**Short exercise**
Reproduce every record below exactly as written, leaving out any pictures.

**Records for the exercise**
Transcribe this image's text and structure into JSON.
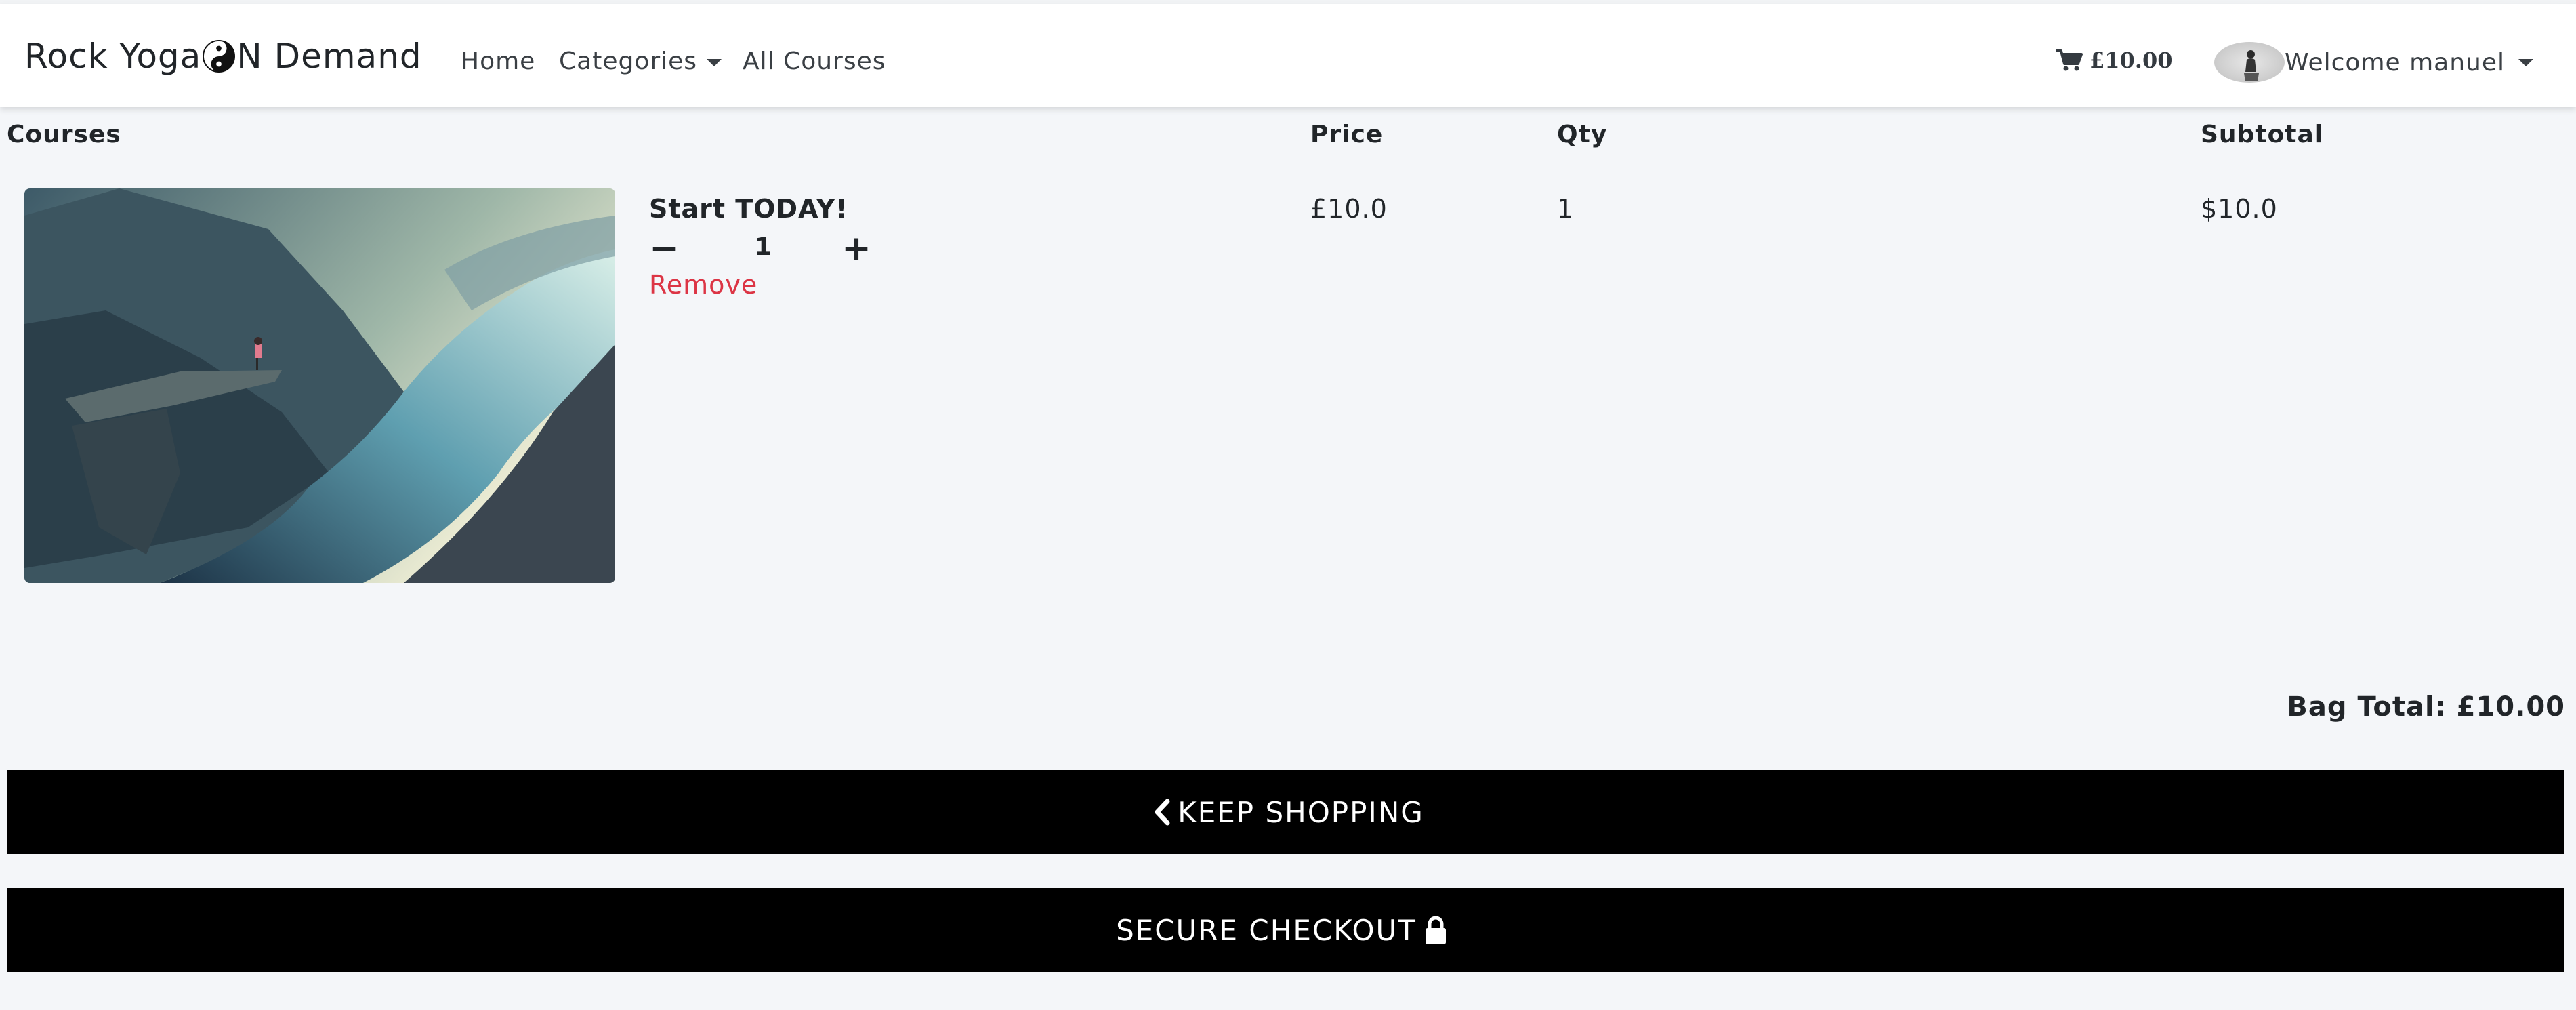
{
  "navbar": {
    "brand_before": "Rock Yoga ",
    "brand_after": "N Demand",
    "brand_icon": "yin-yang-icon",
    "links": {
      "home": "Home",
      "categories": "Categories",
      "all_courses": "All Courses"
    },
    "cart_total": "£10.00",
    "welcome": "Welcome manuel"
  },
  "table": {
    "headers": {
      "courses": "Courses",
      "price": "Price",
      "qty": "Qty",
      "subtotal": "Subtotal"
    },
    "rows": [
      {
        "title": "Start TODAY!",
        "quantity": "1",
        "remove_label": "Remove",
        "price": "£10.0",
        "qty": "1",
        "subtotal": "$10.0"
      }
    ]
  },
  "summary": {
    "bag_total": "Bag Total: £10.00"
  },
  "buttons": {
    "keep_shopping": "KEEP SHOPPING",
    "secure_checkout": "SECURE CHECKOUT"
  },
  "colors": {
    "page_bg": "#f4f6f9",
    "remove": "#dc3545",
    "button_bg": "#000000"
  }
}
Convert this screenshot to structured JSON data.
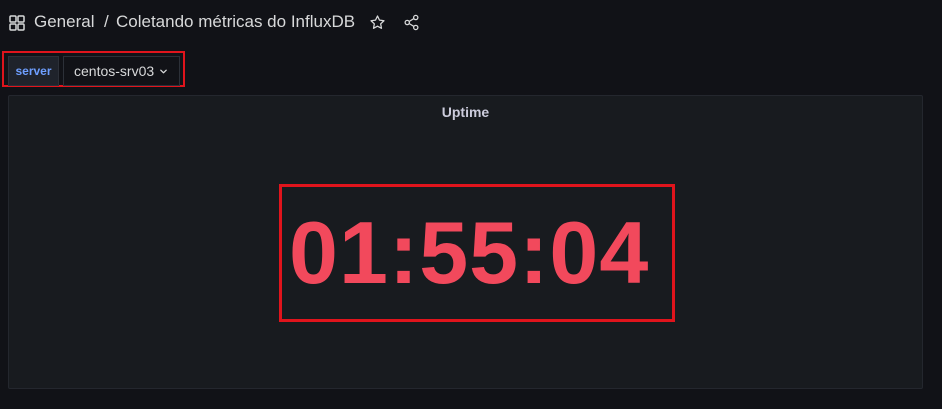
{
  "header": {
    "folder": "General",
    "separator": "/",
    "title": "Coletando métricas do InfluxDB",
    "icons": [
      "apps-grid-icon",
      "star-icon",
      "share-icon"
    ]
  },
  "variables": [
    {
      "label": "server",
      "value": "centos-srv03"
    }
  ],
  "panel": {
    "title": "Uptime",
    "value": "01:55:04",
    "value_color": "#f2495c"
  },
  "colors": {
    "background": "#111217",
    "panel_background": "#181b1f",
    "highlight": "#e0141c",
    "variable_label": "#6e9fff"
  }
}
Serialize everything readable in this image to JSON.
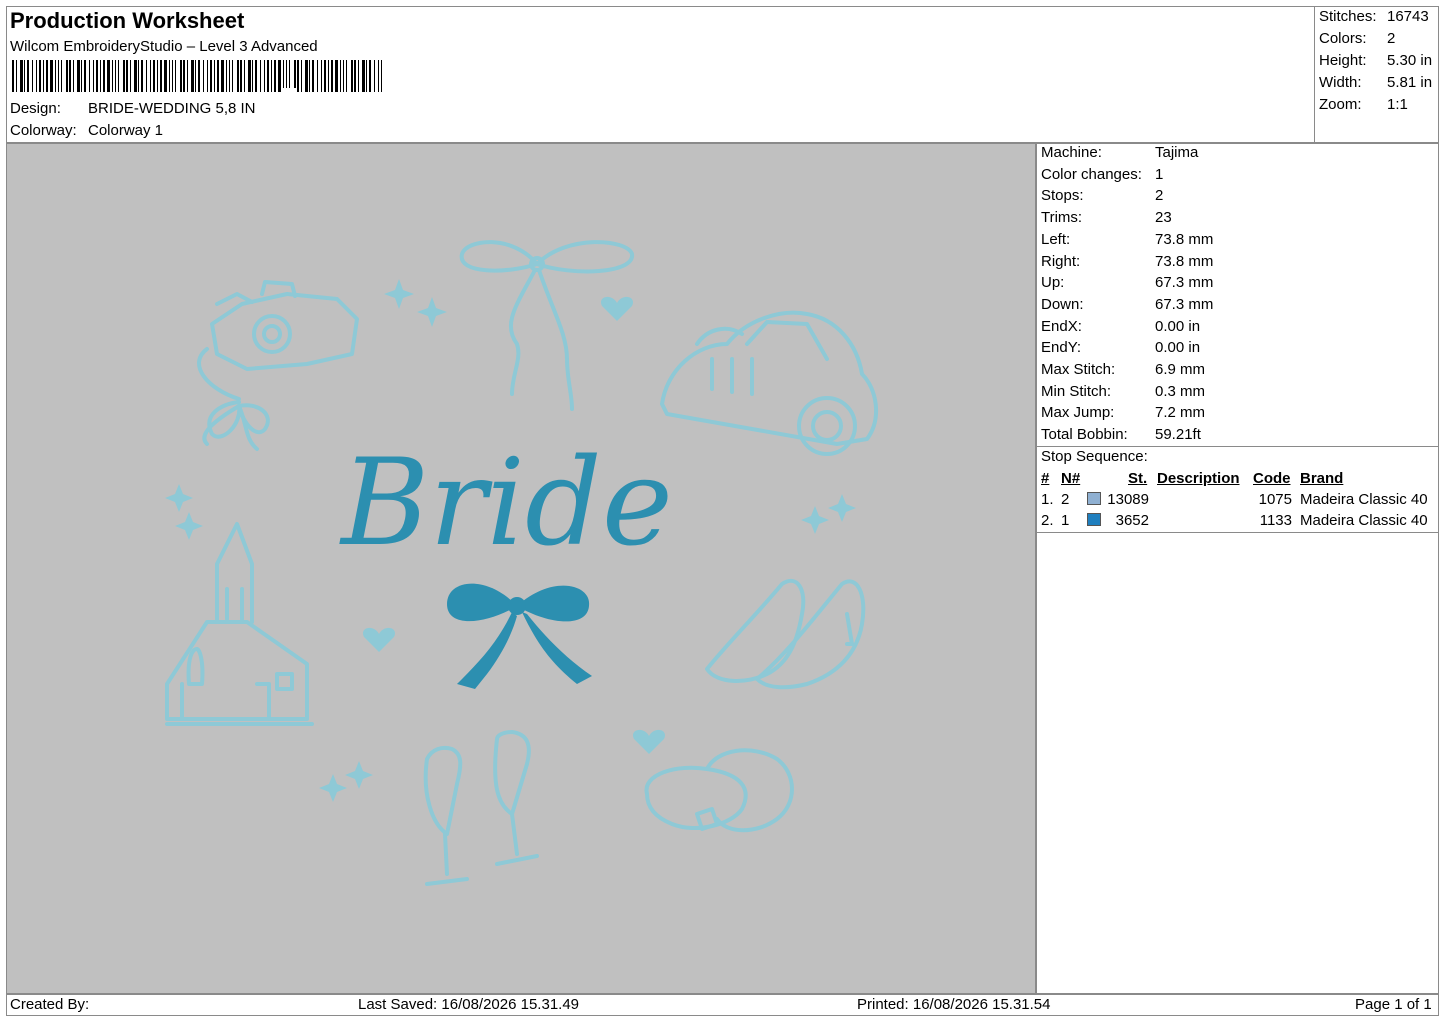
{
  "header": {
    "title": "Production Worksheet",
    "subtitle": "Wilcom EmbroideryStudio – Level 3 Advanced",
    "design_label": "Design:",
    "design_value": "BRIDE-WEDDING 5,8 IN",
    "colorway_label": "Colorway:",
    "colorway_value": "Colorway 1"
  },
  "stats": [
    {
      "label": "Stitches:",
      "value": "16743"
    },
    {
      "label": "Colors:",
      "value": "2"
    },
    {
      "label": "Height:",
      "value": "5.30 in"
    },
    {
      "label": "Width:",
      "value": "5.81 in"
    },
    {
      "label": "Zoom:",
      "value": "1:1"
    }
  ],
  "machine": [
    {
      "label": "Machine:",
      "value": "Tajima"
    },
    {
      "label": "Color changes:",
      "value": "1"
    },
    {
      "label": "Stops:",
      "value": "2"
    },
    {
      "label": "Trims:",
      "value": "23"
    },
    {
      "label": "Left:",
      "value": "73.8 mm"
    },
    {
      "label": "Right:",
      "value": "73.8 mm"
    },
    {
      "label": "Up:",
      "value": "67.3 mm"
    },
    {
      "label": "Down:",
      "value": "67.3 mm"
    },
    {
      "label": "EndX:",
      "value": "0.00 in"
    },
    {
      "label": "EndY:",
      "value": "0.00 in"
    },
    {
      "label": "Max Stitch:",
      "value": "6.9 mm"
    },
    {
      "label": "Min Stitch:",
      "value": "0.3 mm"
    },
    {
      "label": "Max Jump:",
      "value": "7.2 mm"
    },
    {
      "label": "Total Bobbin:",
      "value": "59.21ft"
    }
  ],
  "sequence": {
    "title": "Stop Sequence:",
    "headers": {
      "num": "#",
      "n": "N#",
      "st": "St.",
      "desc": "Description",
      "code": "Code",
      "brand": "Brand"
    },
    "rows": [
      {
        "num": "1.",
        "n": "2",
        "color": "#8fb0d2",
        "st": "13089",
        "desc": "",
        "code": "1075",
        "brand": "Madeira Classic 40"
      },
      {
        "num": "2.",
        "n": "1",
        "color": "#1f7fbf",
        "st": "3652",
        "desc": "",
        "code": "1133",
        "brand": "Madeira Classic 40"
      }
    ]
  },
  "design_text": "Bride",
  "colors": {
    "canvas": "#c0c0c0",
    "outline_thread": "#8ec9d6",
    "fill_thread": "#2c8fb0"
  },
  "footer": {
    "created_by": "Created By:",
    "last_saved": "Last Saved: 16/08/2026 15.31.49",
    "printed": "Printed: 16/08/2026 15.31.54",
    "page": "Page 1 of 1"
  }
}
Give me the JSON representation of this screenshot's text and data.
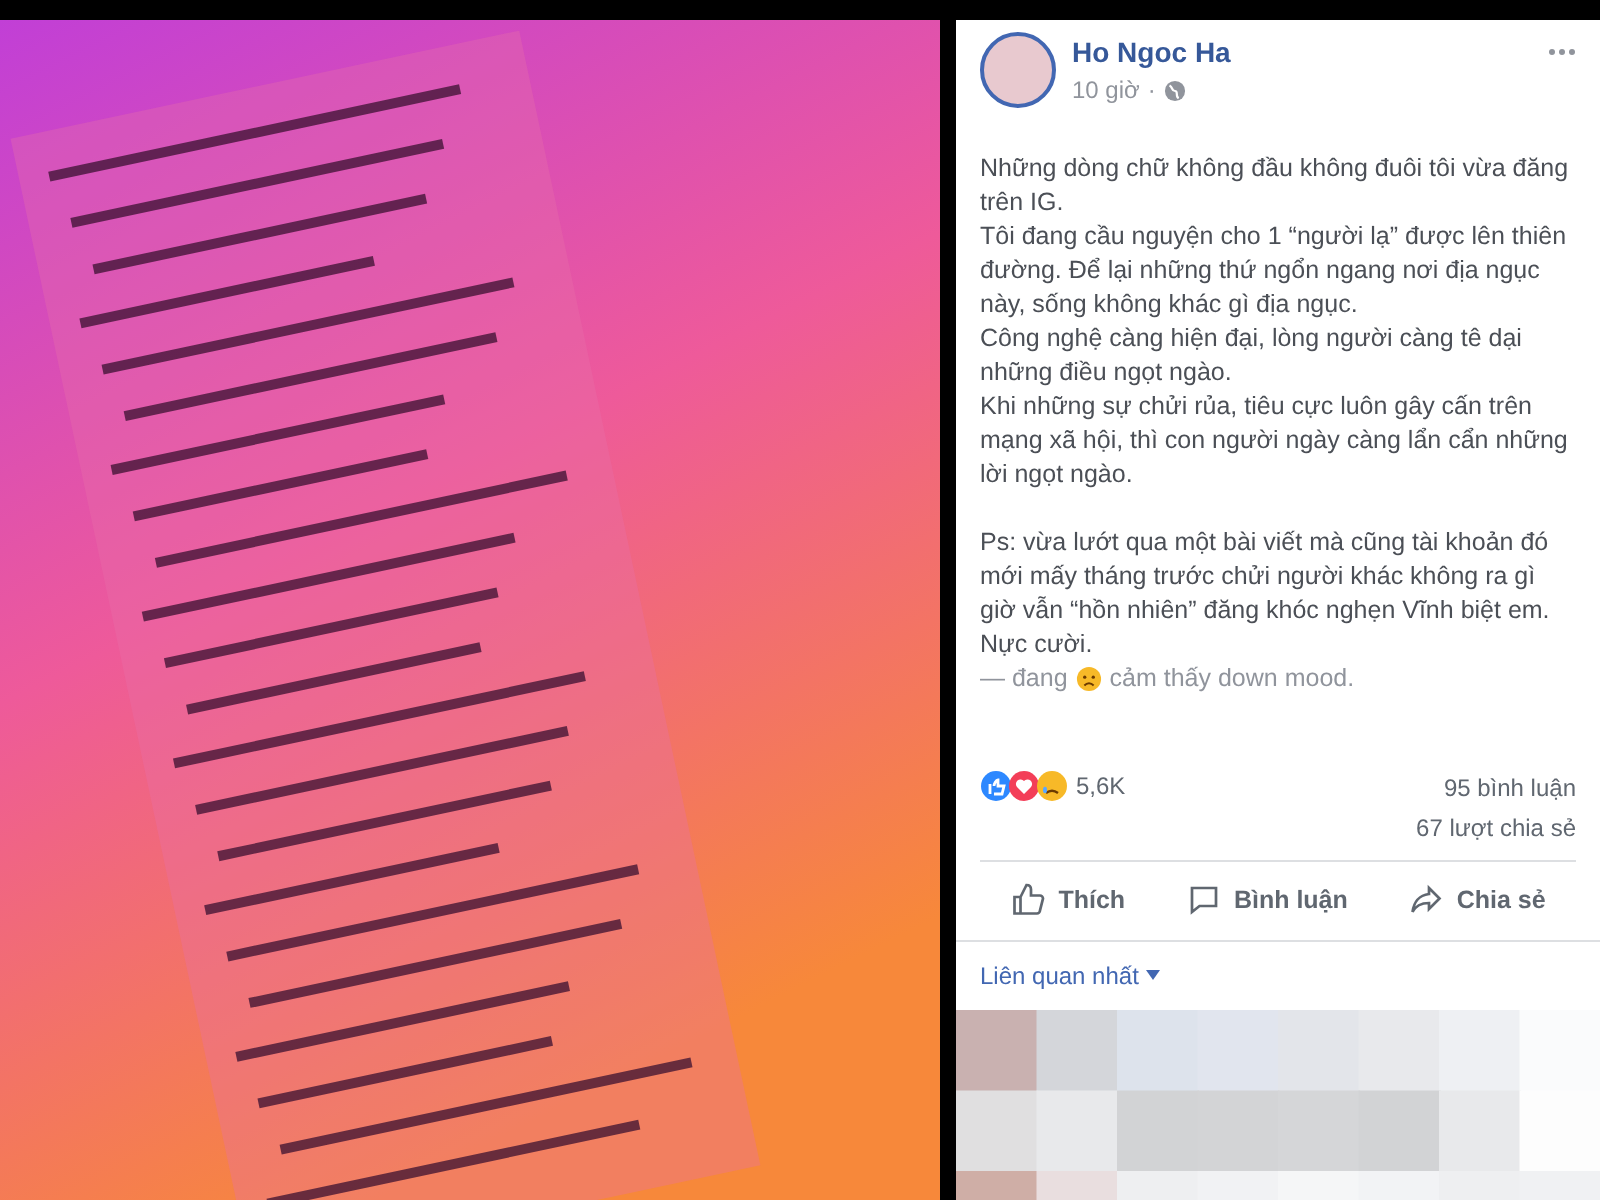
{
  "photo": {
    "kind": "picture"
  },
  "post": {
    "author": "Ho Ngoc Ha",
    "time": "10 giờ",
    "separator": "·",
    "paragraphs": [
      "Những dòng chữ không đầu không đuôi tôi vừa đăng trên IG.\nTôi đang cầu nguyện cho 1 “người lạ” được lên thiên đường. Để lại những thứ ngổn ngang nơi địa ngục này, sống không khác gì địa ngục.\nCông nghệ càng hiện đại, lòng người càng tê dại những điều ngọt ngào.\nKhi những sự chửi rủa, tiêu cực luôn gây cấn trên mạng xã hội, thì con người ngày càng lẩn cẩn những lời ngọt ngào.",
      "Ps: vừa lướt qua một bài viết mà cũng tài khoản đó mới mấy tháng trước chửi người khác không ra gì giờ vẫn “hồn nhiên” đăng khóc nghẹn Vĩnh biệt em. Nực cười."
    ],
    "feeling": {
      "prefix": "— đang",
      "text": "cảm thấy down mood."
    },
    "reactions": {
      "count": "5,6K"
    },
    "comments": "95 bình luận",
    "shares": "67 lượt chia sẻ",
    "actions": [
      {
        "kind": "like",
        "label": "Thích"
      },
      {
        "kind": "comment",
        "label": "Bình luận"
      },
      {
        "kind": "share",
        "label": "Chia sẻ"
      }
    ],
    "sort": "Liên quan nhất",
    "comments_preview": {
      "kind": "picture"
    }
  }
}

**Task solution**
Transcribe this image's text and structure into JSON.
{
  "navbar": {
    "brand_before": "Rock Yoga ",
    "brand_after": "N Demand",
    "brand_icon": "yin-yang-icon",
    "links": {
      "home": "Home",
      "categories": "Categories",
      "all_courses": "All Courses"
    },
    "cart_total": "£10.00",
    "welcome": "Welcome manuel"
  },
  "table": {
    "headers": {
      "courses": "Courses",
      "price": "Price",
      "qty": "Qty",
      "subtotal": "Subtotal"
    },
    "rows": [
      {
        "title": "Start TODAY!",
        "quantity": "1",
        "remove_label": "Remove",
        "price": "£10.0",
        "qty": "1",
        "subtotal": "$10.0"
      }
    ]
  },
  "summary": {
    "bag_total": "Bag Total: £10.00"
  },
  "buttons": {
    "keep_shopping": "KEEP SHOPPING",
    "secure_checkout": "SECURE CHECKOUT"
  },
  "colors": {
    "page_bg": "#f4f6f9",
    "remove": "#dc3545",
    "button_bg": "#000000"
  }
}
Convert this screenshot to structured JSON data.
{
  "header": {
    "folder": "General",
    "separator": "/",
    "title": "Coletando métricas do InfluxDB",
    "icons": [
      "apps-grid-icon",
      "star-icon",
      "share-icon"
    ]
  },
  "variables": [
    {
      "label": "server",
      "value": "centos-srv03"
    }
  ],
  "panel": {
    "title": "Uptime",
    "value": "01:55:04",
    "value_color": "#f2495c"
  },
  "colors": {
    "background": "#111217",
    "panel_background": "#181b1f",
    "highlight": "#e0141c",
    "variable_label": "#6e9fff"
  }
}
Serialize everything readable in this image to JSON.
{
  "header": {
    "title": "Production Worksheet",
    "subtitle": "Wilcom EmbroideryStudio – Level 3 Advanced",
    "design_label": "Design:",
    "design_value": "BRIDE-WEDDING 5,8 IN",
    "colorway_label": "Colorway:",
    "colorway_value": "Colorway 1"
  },
  "stats": [
    {
      "label": "Stitches:",
      "value": "16743"
    },
    {
      "label": "Colors:",
      "value": "2"
    },
    {
      "label": "Height:",
      "value": "5.30 in"
    },
    {
      "label": "Width:",
      "value": "5.81 in"
    },
    {
      "label": "Zoom:",
      "value": "1:1"
    }
  ],
  "machine": [
    {
      "label": "Machine:",
      "value": "Tajima"
    },
    {
      "label": "Color changes:",
      "value": "1"
    },
    {
      "label": "Stops:",
      "value": "2"
    },
    {
      "label": "Trims:",
      "value": "23"
    },
    {
      "label": "Left:",
      "value": "73.8 mm"
    },
    {
      "label": "Right:",
      "value": "73.8 mm"
    },
    {
      "label": "Up:",
      "value": "67.3 mm"
    },
    {
      "label": "Down:",
      "value": "67.3 mm"
    },
    {
      "label": "EndX:",
      "value": "0.00 in"
    },
    {
      "label": "EndY:",
      "value": "0.00 in"
    },
    {
      "label": "Max Stitch:",
      "value": "6.9 mm"
    },
    {
      "label": "Min Stitch:",
      "value": "0.3 mm"
    },
    {
      "label": "Max Jump:",
      "value": "7.2 mm"
    },
    {
      "label": "Total Bobbin:",
      "value": "59.21ft"
    }
  ],
  "sequence": {
    "title": "Stop Sequence:",
    "headers": {
      "num": "#",
      "n": "N#",
      "st": "St.",
      "desc": "Description",
      "code": "Code",
      "brand": "Brand"
    },
    "rows": [
      {
        "num": "1.",
        "n": "2",
        "color": "#8fb0d2",
        "st": "13089",
        "desc": "",
        "code": "1075",
        "brand": "Madeira Classic 40"
      },
      {
        "num": "2.",
        "n": "1",
        "color": "#1f7fbf",
        "st": "3652",
        "desc": "",
        "code": "1133",
        "brand": "Madeira Classic 40"
      }
    ]
  },
  "design_text": "Bride",
  "colors": {
    "canvas": "#c0c0c0",
    "outline_thread": "#8ec9d6",
    "fill_thread": "#2c8fb0"
  },
  "footer": {
    "created_by": "Created By:",
    "last_saved": "Last Saved: 16/08/2026 15.31.49",
    "printed": "Printed: 16/08/2026 15.31.54",
    "page": "Page 1 of 1"
  }
}
Give me the JSON representation of this screenshot's text and data.
{
  "photo": {
    "kind": "picture"
  },
  "post": {
    "author": "Ho Ngoc Ha",
    "time": "10 giờ",
    "separator": "·",
    "paragraphs": [
      "Những dòng chữ không đầu không đuôi tôi vừa đăng trên IG.\nTôi đang cầu nguyện cho 1 “người lạ” được lên thiên đường. Để lại những thứ ngổn ngang nơi địa ngục này, sống không khác gì địa ngục.\nCông nghệ càng hiện đại, lòng người càng tê dại những điều ngọt ngào.\nKhi những sự chửi rủa, tiêu cực luôn gây cấn trên mạng xã hội, thì con người ngày càng lẩn cẩn những lời ngọt ngào.",
      "Ps: vừa lướt qua một bài viết mà cũng tài khoản đó mới mấy tháng trước chửi người khác không ra gì giờ vẫn “hồn nhiên” đăng khóc nghẹn Vĩnh biệt em. Nực cười."
    ],
    "feeling": {
      "prefix": "— đang",
      "text": "cảm thấy down mood."
    },
    "reactions": {
      "count": "5,6K"
    },
    "comments": "95 bình luận",
    "shares": "67 lượt chia sẻ",
    "actions": [
      {
        "kind": "like",
        "label": "Thích"
      },
      {
        "kind": "comment",
        "label": "Bình luận"
      },
      {
        "kind": "share",
        "label": "Chia sẻ"
      }
    ],
    "sort": "Liên quan nhất",
    "comments_preview": {
      "kind": "picture"
    }
  }
}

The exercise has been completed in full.